## Brief
Search the records for "file". Copy every line where it appears.

[Dataset records]
* * * * * * *

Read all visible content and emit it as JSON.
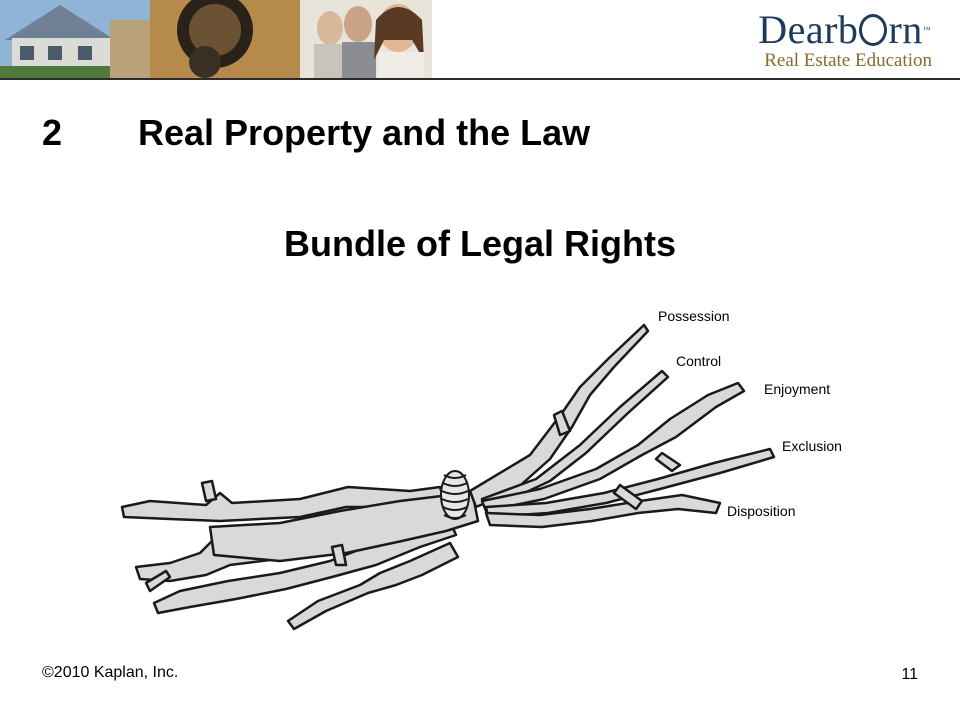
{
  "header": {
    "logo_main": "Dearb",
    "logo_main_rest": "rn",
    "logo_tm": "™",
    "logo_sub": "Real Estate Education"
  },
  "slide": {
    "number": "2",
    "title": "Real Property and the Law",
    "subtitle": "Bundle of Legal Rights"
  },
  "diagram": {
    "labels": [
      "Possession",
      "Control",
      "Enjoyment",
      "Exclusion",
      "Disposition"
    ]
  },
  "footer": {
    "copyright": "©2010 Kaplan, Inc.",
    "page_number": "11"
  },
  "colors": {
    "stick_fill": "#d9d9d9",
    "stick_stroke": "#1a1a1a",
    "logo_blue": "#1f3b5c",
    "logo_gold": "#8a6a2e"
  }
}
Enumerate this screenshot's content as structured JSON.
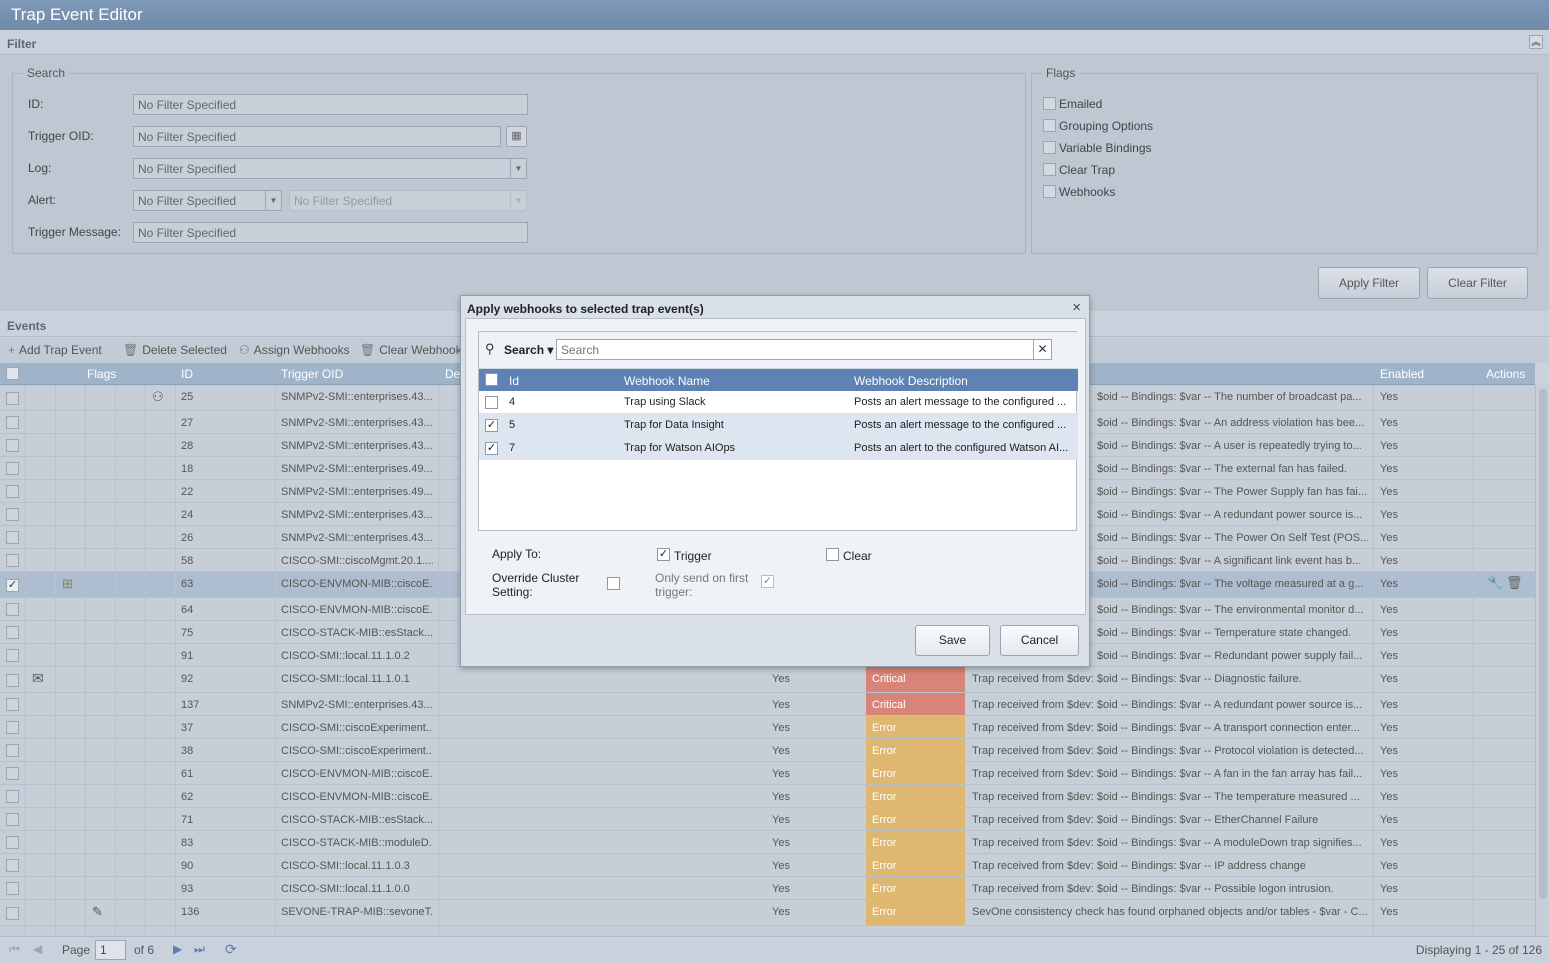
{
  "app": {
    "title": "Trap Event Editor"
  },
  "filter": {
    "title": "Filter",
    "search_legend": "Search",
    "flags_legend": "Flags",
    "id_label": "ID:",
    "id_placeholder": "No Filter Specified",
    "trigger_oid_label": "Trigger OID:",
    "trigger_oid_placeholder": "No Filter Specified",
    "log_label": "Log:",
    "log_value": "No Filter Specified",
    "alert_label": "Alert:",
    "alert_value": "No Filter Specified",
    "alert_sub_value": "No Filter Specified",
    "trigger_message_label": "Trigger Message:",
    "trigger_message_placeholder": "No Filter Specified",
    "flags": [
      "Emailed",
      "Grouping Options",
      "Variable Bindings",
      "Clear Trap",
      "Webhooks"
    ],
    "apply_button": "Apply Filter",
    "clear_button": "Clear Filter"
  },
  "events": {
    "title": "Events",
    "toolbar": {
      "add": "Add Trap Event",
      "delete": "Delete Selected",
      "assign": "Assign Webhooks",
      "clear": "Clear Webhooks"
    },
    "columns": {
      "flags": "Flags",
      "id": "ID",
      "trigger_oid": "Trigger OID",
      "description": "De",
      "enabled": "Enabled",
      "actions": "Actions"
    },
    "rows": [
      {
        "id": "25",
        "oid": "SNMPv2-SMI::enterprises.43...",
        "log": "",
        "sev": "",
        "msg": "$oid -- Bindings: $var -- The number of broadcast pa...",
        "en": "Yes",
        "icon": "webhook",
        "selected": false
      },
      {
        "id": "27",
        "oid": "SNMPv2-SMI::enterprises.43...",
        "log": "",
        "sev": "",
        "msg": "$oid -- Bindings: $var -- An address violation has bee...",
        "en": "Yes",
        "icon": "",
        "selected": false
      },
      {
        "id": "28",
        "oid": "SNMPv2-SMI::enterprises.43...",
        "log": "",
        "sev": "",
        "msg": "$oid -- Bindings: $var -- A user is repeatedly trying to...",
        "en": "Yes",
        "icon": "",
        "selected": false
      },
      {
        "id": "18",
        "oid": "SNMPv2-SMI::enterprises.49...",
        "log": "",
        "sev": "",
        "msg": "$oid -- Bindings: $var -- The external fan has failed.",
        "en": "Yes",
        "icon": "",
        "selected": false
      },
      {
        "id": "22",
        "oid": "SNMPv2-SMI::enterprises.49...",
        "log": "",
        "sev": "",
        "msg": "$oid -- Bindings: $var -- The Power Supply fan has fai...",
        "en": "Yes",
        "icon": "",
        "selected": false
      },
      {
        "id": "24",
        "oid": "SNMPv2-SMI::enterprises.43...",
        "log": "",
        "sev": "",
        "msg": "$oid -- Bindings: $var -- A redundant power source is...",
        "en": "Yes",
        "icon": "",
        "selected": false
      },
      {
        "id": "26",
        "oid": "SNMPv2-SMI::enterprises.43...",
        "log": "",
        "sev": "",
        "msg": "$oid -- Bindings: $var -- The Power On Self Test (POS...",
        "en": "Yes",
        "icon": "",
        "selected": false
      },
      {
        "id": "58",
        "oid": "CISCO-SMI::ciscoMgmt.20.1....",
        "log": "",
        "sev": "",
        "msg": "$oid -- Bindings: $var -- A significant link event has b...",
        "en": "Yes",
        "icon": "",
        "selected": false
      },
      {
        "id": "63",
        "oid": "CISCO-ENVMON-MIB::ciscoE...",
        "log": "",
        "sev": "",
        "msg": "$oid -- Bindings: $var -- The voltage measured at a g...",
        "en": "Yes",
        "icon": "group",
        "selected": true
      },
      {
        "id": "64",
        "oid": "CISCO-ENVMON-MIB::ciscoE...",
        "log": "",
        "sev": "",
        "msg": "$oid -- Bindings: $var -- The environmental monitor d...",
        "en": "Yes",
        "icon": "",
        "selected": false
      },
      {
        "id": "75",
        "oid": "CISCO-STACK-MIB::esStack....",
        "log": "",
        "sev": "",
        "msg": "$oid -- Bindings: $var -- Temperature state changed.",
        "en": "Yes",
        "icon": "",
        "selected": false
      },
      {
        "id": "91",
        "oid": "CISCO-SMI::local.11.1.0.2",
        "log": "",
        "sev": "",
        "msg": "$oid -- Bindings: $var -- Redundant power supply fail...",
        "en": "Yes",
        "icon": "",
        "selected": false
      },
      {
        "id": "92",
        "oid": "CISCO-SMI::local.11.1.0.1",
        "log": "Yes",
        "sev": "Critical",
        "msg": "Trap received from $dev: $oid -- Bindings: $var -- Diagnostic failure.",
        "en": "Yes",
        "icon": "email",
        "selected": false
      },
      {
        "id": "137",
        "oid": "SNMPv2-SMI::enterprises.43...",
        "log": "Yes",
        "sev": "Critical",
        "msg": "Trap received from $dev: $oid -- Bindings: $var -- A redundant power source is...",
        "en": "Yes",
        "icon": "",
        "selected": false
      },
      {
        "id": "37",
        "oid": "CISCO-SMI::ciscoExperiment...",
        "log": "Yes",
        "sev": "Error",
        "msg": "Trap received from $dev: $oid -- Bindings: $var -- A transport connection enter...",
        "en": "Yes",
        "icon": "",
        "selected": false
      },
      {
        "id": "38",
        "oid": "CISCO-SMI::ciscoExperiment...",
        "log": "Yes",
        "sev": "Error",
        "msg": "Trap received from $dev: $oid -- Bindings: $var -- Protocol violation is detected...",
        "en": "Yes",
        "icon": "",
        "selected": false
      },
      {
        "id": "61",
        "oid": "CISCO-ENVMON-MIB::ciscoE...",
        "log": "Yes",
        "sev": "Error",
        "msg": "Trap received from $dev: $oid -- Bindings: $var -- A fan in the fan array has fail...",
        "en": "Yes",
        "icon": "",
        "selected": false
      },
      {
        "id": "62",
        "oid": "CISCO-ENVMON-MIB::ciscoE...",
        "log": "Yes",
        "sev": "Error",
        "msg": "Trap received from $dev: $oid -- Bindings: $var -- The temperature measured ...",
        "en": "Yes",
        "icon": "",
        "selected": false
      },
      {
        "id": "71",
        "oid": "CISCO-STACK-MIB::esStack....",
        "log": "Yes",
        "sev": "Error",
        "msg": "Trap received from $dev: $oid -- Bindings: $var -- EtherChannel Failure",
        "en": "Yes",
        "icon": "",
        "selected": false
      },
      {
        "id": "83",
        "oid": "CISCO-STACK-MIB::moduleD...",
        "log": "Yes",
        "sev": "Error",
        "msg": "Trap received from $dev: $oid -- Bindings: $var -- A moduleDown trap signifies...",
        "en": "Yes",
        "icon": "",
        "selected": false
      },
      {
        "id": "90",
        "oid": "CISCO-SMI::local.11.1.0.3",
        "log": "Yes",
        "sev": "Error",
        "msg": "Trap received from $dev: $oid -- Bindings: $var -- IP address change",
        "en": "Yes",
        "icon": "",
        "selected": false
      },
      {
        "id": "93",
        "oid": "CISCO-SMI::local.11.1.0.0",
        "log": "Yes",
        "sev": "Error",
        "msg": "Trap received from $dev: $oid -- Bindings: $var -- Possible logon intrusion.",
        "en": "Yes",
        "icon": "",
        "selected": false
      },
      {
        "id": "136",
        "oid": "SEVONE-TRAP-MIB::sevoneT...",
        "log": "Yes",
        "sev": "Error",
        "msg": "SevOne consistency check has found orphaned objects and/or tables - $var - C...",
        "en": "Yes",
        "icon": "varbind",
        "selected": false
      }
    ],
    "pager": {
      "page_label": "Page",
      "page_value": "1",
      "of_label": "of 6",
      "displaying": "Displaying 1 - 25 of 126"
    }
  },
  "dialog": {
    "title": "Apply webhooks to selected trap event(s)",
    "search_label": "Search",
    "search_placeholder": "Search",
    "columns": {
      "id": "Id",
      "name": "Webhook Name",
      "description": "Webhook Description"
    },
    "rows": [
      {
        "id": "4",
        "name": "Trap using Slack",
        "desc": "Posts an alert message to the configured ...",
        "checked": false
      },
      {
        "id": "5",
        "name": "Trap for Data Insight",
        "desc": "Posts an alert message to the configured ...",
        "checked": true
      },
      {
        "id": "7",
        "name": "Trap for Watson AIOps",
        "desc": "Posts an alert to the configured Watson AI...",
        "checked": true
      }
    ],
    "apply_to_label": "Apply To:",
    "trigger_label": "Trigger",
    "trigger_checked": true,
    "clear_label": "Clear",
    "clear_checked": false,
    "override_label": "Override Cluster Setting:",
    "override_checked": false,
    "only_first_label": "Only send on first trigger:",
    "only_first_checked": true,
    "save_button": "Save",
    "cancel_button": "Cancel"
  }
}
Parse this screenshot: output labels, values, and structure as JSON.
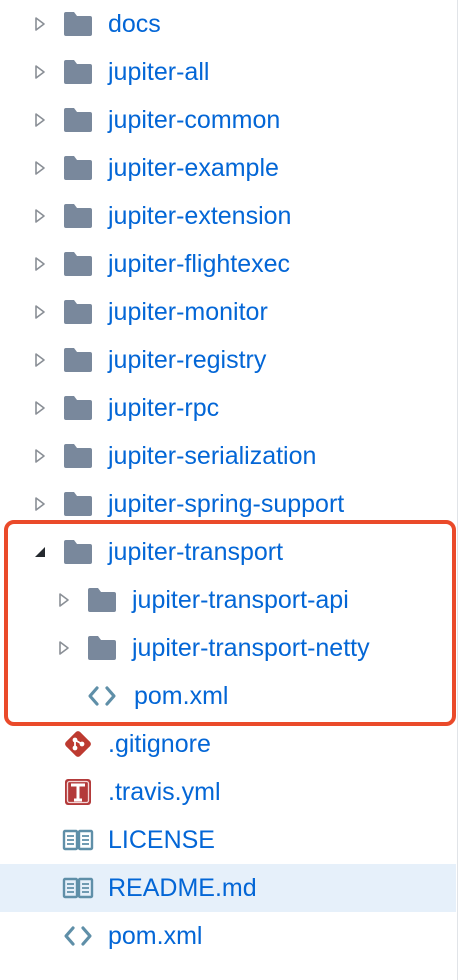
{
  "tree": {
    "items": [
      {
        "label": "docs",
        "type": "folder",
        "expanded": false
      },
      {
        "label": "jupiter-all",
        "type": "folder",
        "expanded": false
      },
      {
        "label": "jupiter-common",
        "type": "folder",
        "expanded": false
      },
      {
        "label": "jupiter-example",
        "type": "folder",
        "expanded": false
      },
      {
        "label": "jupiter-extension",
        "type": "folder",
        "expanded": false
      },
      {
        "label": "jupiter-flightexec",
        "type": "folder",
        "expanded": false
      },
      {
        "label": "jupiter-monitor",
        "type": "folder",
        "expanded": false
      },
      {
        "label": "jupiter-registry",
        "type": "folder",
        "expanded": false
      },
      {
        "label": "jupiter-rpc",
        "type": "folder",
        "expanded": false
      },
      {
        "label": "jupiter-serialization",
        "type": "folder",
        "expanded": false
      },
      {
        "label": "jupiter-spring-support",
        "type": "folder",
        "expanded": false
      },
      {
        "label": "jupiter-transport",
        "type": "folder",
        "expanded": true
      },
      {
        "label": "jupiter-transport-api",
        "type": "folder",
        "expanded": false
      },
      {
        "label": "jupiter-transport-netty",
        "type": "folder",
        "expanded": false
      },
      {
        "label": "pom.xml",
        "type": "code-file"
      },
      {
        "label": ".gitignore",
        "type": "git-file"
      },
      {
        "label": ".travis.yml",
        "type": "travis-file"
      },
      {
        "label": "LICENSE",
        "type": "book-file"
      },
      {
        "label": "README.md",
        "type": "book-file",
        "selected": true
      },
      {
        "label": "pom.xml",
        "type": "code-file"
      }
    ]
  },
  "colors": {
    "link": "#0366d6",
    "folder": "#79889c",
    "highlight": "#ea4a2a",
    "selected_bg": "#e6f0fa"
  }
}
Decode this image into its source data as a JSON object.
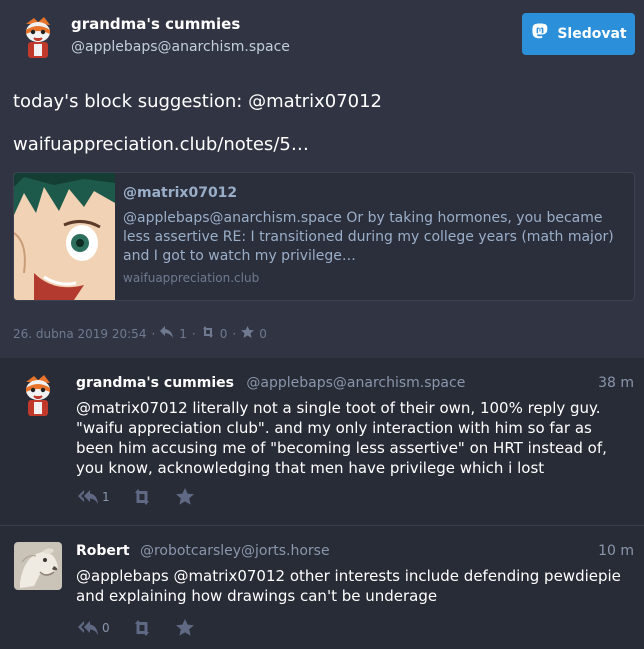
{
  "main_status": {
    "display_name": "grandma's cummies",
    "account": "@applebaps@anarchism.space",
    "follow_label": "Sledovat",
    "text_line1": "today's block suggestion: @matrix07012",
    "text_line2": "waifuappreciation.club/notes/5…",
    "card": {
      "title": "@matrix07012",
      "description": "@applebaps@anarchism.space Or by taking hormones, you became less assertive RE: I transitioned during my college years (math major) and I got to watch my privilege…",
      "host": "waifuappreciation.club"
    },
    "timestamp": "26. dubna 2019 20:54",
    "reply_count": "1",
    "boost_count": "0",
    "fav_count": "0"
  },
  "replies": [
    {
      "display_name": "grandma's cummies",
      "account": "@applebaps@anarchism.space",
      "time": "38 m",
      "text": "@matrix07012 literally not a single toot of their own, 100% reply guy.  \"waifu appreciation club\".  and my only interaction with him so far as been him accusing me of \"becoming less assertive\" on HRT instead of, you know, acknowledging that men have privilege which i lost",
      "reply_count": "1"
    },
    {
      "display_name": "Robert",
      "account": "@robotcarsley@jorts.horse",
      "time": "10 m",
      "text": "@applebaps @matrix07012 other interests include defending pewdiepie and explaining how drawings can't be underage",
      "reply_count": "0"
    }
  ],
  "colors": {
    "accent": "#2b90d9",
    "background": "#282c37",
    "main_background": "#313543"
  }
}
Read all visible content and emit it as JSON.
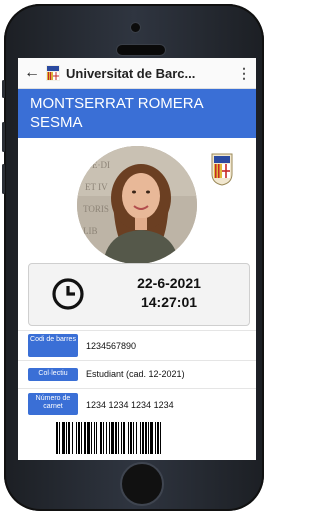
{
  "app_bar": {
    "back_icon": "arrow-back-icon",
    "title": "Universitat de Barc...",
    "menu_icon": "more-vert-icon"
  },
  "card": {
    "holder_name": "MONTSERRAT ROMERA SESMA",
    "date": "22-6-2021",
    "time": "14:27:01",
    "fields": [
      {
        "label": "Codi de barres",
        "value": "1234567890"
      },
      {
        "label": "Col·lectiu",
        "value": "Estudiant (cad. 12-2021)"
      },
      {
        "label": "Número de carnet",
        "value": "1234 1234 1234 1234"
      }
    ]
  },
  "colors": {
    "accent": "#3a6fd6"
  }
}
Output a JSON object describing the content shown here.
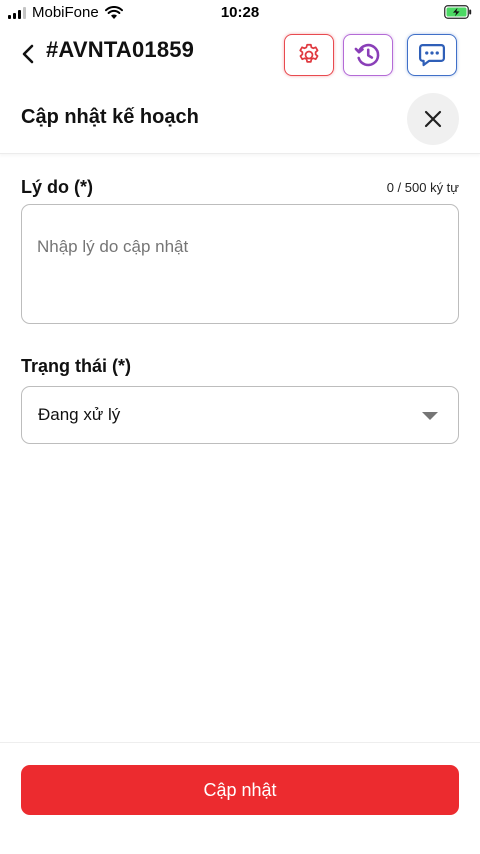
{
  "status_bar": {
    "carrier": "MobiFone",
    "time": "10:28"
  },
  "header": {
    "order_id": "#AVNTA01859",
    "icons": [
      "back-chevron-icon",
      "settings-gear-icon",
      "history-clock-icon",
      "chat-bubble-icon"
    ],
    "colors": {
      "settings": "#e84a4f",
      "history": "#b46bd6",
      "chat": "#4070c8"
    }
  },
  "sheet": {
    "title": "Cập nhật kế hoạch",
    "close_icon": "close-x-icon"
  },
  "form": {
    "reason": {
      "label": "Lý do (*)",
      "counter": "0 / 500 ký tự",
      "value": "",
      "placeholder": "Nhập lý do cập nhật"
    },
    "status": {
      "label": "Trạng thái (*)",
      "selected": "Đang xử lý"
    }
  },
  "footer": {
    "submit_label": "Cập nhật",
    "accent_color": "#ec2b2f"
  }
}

* * * * * * *

## Response to the exercise
        "type": "code-file"
        "type": "git-file"
        "type": "travis-file"
        "type": "book-file"
        "type": "book-file",
        "type": "code-file"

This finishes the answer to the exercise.